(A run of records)
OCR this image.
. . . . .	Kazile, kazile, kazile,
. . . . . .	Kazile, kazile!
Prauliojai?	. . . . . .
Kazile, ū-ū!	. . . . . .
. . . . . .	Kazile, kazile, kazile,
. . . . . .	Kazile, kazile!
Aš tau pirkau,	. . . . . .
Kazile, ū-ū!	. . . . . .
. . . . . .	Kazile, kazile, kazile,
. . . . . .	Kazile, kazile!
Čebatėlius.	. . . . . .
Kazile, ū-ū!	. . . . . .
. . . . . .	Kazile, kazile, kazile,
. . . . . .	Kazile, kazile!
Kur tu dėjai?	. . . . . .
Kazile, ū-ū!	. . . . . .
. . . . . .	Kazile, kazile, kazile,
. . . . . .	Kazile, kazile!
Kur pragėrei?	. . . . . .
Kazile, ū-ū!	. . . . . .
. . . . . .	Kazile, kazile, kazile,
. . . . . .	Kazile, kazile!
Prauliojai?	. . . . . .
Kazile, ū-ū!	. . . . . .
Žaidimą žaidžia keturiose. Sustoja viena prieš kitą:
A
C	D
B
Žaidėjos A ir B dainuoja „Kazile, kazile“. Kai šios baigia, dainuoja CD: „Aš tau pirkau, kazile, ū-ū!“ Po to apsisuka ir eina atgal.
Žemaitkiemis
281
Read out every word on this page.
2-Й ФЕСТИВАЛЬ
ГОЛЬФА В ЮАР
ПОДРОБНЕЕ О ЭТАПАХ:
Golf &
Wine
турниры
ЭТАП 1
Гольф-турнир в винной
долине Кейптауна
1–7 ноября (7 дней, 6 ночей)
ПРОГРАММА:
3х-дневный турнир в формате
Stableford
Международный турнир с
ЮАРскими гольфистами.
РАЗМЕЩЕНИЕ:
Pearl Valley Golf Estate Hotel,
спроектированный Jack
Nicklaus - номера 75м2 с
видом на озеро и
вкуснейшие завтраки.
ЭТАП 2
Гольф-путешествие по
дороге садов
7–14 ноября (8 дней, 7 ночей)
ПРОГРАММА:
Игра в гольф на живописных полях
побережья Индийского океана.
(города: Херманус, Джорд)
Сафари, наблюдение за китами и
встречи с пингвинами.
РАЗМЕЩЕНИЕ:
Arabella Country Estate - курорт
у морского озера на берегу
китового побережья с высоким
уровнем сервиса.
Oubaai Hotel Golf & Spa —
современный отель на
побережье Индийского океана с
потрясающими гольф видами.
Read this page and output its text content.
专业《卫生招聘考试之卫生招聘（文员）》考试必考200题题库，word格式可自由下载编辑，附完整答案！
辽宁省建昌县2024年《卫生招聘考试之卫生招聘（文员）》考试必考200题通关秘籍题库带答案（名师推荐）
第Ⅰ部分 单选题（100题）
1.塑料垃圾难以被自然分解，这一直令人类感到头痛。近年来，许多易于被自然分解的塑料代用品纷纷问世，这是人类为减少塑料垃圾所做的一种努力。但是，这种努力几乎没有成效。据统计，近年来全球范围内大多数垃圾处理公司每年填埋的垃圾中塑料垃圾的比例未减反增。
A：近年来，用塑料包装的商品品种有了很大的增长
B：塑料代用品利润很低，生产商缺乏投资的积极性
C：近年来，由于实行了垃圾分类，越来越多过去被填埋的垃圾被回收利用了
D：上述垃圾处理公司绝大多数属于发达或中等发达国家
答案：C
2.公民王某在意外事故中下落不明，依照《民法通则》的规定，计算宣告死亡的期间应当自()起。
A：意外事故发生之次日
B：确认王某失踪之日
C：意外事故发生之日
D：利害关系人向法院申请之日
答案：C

§ **Work required**
Repeat each entry word for word.

§ **Reply to the exercise**
OCR this image.
. . . . .	Kazile, kazile, kazile,
. . . . . .	Kazile, kazile!
Prauliojai?	. . . . . .
Kazile, ū-ū!	. . . . . .
. . . . . .	Kazile, kazile, kazile,
. . . . . .	Kazile, kazile!
Aš tau pirkau,	. . . . . .
Kazile, ū-ū!	. . . . . .
. . . . . .	Kazile, kazile, kazile,
. . . . . .	Kazile, kazile!
Čebatėlius.	. . . . . .
Kazile, ū-ū!	. . . . . .
. . . . . .	Kazile, kazile, kazile,
. . . . . .	Kazile, kazile!
Kur tu dėjai?	. . . . . .
Kazile, ū-ū!	. . . . . .
. . . . . .	Kazile, kazile, kazile,
. . . . . .	Kazile, kazile!
Kur pragėrei?	. . . . . .
Kazile, ū-ū!	. . . . . .
. . . . . .	Kazile, kazile, kazile,
. . . . . .	Kazile, kazile!
Prauliojai?	. . . . . .
Kazile, ū-ū!	. . . . . .
Žaidimą žaidžia keturiose. Sustoja viena prieš kitą:
A
C	D
B
Žaidėjos A ir B dainuoja „Kazile, kazile“. Kai šios baigia, dainuoja CD: „Aš tau pirkau, kazile, ū-ū!“ Po to apsisuka ir eina atgal.
Žemaitkiemis
281
Read out every word on this page.
2-Й ФЕСТИВАЛЬ
ГОЛЬФА В ЮАР
ПОДРОБНЕЕ О ЭТАПАХ:
Golf &
Wine
турниры
ЭТАП 1
Гольф-турнир в винной
долине Кейптауна
1–7 ноября (7 дней, 6 ночей)
ПРОГРАММА:
3х-дневный турнир в формате
Stableford
Международный турнир с
ЮАРскими гольфистами.
РАЗМЕЩЕНИЕ:
Pearl Valley Golf Estate Hotel,
спроектированный Jack
Nicklaus - номера 75м2 с
видом на озеро и
вкуснейшие завтраки.
ЭТАП 2
Гольф-путешествие по
дороге садов
7–14 ноября (8 дней, 7 ночей)
ПРОГРАММА:
Игра в гольф на живописных полях
побережья Индийского океана.
(города: Херманус, Джорд)
Сафари, наблюдение за китами и
встречи с пингвинами.
РАЗМЕЩЕНИЕ:
Arabella Country Estate - курорт
у морского озера на берегу
китового побережья с высоким
уровнем сервиса.
Oubaai Hotel Golf & Spa —
современный отель на
побережье Индийского океана с
потрясающими гольф видами.
Read this page and output its text content.
专业《卫生招聘考试之卫生招聘（文员）》考试必考200题题库，word格式可自由下载编辑，附完整答案！
辽宁省建昌县2024年《卫生招聘考试之卫生招聘（文员）》考试必考200题通关秘籍题库带答案（名师推荐）
第Ⅰ部分 单选题（100题）
1.塑料垃圾难以被自然分解，这一直令人类感到头痛。近年来，许多易于被自然分解的塑料代用品纷纷问世，这是人类为减少塑料垃圾所做的一种努力。但是，这种努力几乎没有成效。据统计，近年来全球范围内大多数垃圾处理公司每年填埋的垃圾中塑料垃圾的比例未减反增。
A：近年来，用塑料包装的商品品种有了很大的增长
B：塑料代用品利润很低，生产商缺乏投资的积极性
C：近年来，由于实行了垃圾分类，越来越多过去被填埋的垃圾被回收利用了
D：上述垃圾处理公司绝大多数属于发达或中等发达国家
答案：C
2.公民王某在意外事故中下落不明，依照《民法通则》的规定，计算宣告死亡的期间应当自()起。
A：意外事故发生之次日
B：确认王某失踪之日
C：意外事故发生之日
D：利害关系人向法院申请之日
答案：C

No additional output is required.